OK, I contributed it at:
https://issues.apache.org/jira/browse/SOLR-887

I changed it to use Solr class org.apache.solr.analysis.HTMLStripReader

Thank you all.

Ahmed



On Tue, Nov 18, 2008 at 5:49 AM, Noble Paul നോബിള്‍ नोब्ळ् <
[EMAIL PROTECTED]> wrote:

> On Tue, Nov 18, 2008 at 2:49 AM, Ahmed Hammad <[EMAIL PROTECTED]> wrote:
> > Hi All,
> >
> > Although the HTMLStripStandardTokenizerFactory will remove HTML tags, it
> > will be stored in the index and needed to be removed while searching. In
> my
> > case the HTML tags has no need at all. So I created HTMLStripTransformer
> for
> > the DIH to remove the HTML tags and save space on the index. I have used
> the
> > HTML parser included with Lucene ( org.apache.lucene.demo.html). It is
> well
> > performing and worked with me (while working with Lucene before moving to
> > Solr)
> >
> > What do you think? Does it worth contribution?
> Yes. You can contribute this new transformer as an enhancement .
> >
> > My best wishes,
> >
> > Regards,
> > Ahmed
> >
> > On Thu, Nov 6, 2008 at 2:39 AM, Norskog, Lance <[EMAIL PROTECTED]> wrote:
> >
> >> There is a nice HTML stripper inside Solr.
> >> "solr.HTMLStripStandardTokenizerFactory"
> >>
> >> -----Original Message-----
> >> From: Ahmed Hammad [mailto:[EMAIL PROTECTED]
> >> Sent: Wednesday, November 05, 2008 10:43 AM
> >> To: solr-user@lucene.apache.org
> >> Subject: Re: Regex Transformer Error
> >>
> >> Hi,
> >>
> >> It works with the attribute regex="&lt;(.|\n)*?&gt;"
> >>
> >> Sorry for the disturbance.
> >>
> >> Regards,
> >>
> >> ahmd
> >>
> >>
> >> On Wed, Nov 5, 2008 at 8:18 PM, Ahmed Hammad <[EMAIL PROTECTED]> wrote:
> >>
> >> > Hi,
> >> >
> >> > I am using Solr 1.3 data import handler. One of my table fields has
> >> > html tags, I want to strip it of the field text. So obviously I need
> >> > the Regex Transformer.
> >> >
> >> > I added transformer="RegexTransformer" attribute to my entity and a
> >> > new field with:
> >> >
> >> > <field sourceColName="content" column="content" regex="English"

◇ ◇ ◇

== What is needed ==
Repeat the passage of the Solr mailing-list thread from "OK, I contributed" up to and including "Thank you all.". The records come from a separate source, unrelated to the thread.

A block of data
◇ ◇ ◇

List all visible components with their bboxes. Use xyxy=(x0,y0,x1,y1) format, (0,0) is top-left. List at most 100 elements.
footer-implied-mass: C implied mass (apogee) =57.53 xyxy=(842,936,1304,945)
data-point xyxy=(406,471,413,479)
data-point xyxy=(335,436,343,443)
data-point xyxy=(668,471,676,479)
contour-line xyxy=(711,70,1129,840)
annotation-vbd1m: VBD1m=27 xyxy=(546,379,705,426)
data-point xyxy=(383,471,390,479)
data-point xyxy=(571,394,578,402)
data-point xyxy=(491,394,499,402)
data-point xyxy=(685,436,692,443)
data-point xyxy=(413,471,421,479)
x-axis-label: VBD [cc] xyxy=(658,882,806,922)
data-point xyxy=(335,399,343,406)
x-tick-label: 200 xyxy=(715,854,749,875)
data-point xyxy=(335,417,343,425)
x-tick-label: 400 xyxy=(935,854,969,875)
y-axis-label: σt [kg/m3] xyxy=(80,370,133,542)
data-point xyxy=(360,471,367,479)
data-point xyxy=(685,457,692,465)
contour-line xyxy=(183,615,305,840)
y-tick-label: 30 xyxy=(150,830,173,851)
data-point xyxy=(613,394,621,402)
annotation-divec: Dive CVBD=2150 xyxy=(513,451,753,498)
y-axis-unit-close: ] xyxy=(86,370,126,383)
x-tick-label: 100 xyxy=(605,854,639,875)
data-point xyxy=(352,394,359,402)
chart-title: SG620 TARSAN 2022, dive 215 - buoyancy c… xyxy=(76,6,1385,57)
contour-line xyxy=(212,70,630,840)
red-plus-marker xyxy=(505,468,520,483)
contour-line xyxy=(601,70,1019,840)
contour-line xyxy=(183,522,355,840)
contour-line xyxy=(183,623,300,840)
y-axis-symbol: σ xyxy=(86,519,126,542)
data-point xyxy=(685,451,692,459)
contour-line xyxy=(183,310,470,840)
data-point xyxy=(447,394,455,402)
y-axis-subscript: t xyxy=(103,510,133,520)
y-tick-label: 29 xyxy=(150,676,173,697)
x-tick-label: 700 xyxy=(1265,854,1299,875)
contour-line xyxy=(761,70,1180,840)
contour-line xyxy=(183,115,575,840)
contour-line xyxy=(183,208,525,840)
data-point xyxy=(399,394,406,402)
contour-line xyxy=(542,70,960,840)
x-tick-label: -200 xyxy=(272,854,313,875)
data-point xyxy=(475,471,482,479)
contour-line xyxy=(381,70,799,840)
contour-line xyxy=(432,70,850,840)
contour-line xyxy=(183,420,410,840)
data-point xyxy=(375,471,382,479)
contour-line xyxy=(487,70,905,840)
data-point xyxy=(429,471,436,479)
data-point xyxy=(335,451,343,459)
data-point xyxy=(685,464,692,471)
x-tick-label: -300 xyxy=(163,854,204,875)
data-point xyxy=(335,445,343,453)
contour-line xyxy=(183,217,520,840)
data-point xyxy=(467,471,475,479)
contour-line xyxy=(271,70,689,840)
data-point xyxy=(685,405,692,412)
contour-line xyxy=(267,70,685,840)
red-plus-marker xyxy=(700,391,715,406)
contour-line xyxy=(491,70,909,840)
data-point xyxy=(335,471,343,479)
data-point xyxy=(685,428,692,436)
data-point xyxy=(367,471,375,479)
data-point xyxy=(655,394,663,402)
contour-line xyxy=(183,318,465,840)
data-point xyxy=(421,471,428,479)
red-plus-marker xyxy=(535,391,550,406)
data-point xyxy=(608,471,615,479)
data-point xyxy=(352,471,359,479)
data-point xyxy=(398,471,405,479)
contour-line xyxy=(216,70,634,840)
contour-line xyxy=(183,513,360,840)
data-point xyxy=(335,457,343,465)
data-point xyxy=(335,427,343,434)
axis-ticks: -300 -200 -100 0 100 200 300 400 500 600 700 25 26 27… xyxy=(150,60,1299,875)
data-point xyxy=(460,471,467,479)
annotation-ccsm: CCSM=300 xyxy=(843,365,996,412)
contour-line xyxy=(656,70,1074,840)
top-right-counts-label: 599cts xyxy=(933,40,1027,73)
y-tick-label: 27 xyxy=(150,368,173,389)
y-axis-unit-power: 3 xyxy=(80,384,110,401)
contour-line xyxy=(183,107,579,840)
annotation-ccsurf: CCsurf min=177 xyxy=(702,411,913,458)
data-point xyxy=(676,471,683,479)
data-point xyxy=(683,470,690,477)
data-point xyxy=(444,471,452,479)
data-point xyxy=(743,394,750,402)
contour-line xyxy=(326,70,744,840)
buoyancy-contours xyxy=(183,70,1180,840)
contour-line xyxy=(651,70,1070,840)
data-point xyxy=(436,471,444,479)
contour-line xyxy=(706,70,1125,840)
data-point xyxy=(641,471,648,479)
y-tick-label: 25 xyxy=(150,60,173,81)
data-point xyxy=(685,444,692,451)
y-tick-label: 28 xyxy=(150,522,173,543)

◇ ◇ ◇

== Response ==
OK, I contributed it at:
https://issues.apache.org/jira/browse/SOLR-887

I changed it to use Solr class org.apache.solr.analysis.HTMLStripReader

Thank you all.